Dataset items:
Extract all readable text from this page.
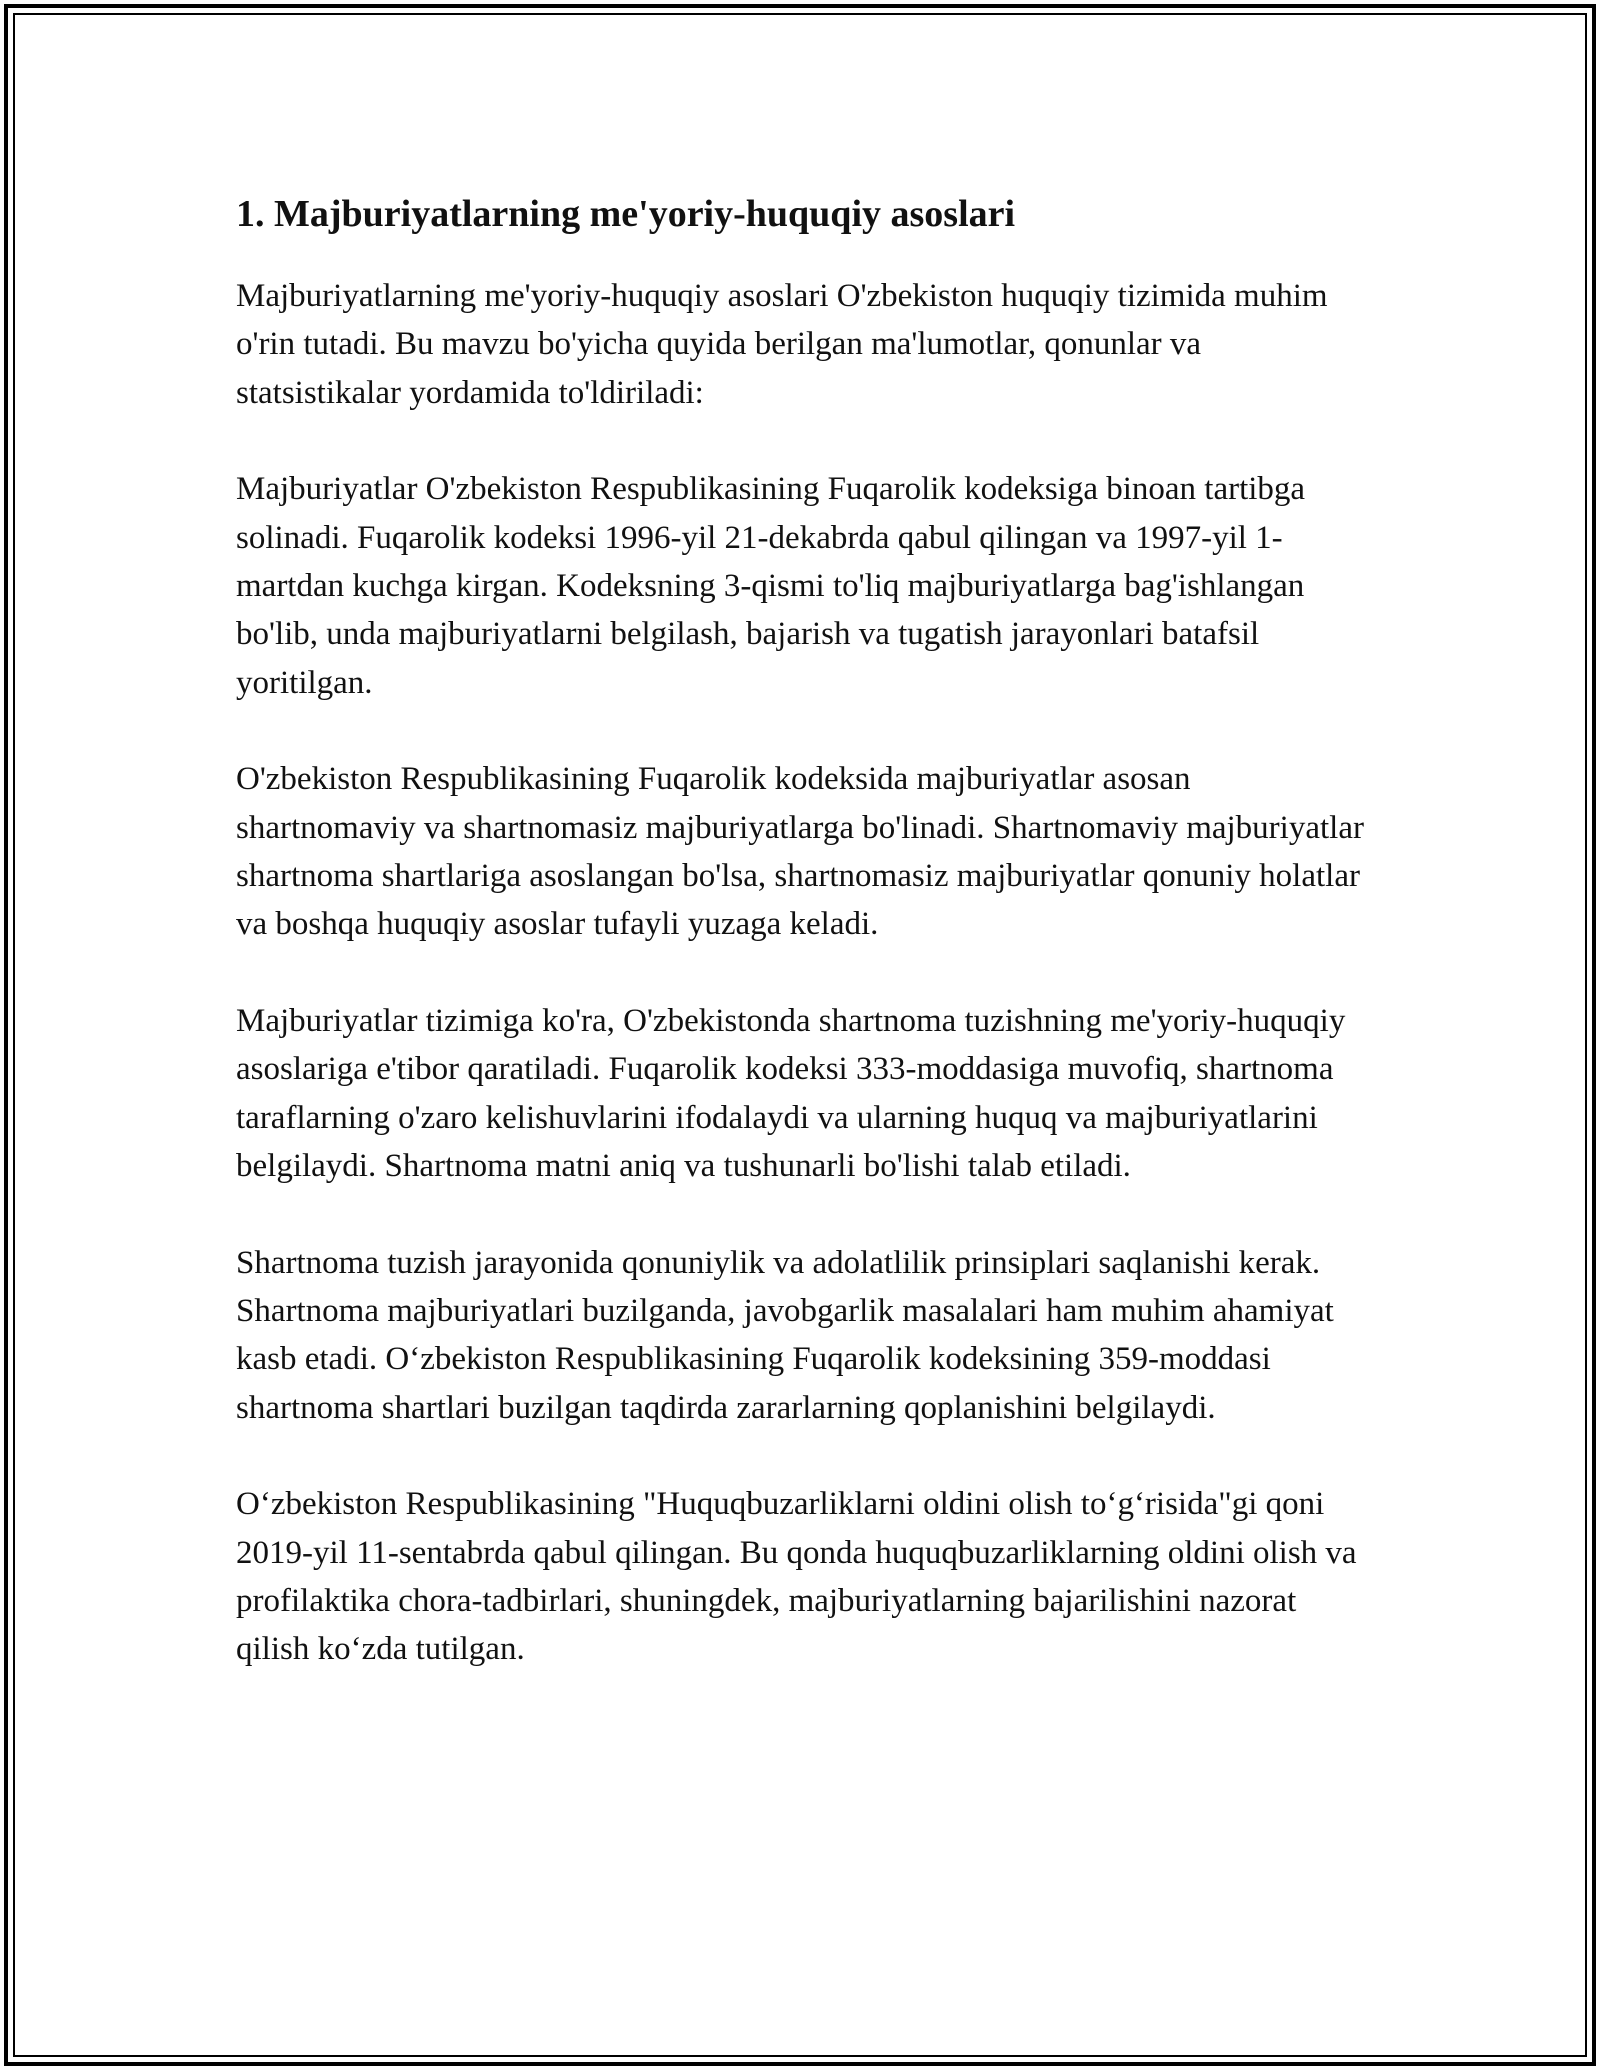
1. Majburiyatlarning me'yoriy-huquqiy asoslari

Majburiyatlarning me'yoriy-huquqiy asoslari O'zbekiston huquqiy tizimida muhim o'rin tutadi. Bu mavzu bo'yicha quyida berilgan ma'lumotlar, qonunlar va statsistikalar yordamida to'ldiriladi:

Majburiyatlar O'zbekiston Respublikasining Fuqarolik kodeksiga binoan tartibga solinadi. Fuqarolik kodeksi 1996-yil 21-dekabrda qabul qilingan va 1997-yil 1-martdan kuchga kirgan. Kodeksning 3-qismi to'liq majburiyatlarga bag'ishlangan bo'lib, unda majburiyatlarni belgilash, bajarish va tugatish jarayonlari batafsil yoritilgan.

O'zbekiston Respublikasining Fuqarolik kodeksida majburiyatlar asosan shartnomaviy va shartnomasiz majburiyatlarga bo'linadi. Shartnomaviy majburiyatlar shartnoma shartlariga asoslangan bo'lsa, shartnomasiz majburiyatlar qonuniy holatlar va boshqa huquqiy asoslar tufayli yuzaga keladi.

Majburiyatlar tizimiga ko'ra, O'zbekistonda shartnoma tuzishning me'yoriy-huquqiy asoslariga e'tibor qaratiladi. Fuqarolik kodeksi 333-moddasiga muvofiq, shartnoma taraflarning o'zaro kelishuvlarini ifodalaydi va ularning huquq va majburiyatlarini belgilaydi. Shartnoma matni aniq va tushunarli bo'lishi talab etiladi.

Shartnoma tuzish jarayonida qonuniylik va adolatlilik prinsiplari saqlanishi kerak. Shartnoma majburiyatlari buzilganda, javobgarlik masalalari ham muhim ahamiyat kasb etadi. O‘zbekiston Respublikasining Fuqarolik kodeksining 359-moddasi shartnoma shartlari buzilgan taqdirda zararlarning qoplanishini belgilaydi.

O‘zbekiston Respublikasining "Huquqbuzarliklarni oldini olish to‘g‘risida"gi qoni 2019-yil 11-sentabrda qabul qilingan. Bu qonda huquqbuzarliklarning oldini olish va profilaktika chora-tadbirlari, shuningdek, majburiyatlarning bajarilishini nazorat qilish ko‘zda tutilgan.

◆ **What to do**
Above are records with pictures; repeat the records exactly and leave the pictures out.

◆ **Written solution**
Extract all readable text from this page.
1. Majburiyatlarning me'yoriy-huquqiy asoslari

Majburiyatlarning me'yoriy-huquqiy asoslari O'zbekiston huquqiy tizimida muhim o'rin tutadi. Bu mavzu bo'yicha quyida berilgan ma'lumotlar, qonunlar va statsistikalar yordamida to'ldiriladi:

Majburiyatlar O'zbekiston Respublikasining Fuqarolik kodeksiga binoan tartibga solinadi. Fuqarolik kodeksi 1996-yil 21-dekabrda qabul qilingan va 1997-yil 1-martdan kuchga kirgan. Kodeksning 3-qismi to'liq majburiyatlarga bag'ishlangan bo'lib, unda majburiyatlarni belgilash, bajarish va tugatish jarayonlari batafsil yoritilgan.

O'zbekiston Respublikasining Fuqarolik kodeksida majburiyatlar asosan shartnomaviy va shartnomasiz majburiyatlarga bo'linadi. Shartnomaviy majburiyatlar shartnoma shartlariga asoslangan bo'lsa, shartnomasiz majburiyatlar qonuniy holatlar va boshqa huquqiy asoslar tufayli yuzaga keladi.

Majburiyatlar tizimiga ko'ra, O'zbekistonda shartnoma tuzishning me'yoriy-huquqiy asoslariga e'tibor qaratiladi. Fuqarolik kodeksi 333-moddasiga muvofiq, shartnoma taraflarning o'zaro kelishuvlarini ifodalaydi va ularning huquq va majburiyatlarini belgilaydi. Shartnoma matni aniq va tushunarli bo'lishi talab etiladi.

Shartnoma tuzish jarayonida qonuniylik va adolatlilik prinsiplari saqlanishi kerak. Shartnoma majburiyatlari buzilganda, javobgarlik masalalari ham muhim ahamiyat kasb etadi. O‘zbekiston Respublikasining Fuqarolik kodeksining 359-moddasi shartnoma shartlari buzilgan taqdirda zararlarning qoplanishini belgilaydi.

O‘zbekiston Respublikasining "Huquqbuzarliklarni oldini olish to‘g‘risida"gi qoni 2019-yil 11-sentabrda qabul qilingan. Bu qonda huquqbuzarliklarning oldini olish va profilaktika chora-tadbirlari, shuningdek, majburiyatlarning bajarilishini nazorat qilish ko‘zda tutilgan.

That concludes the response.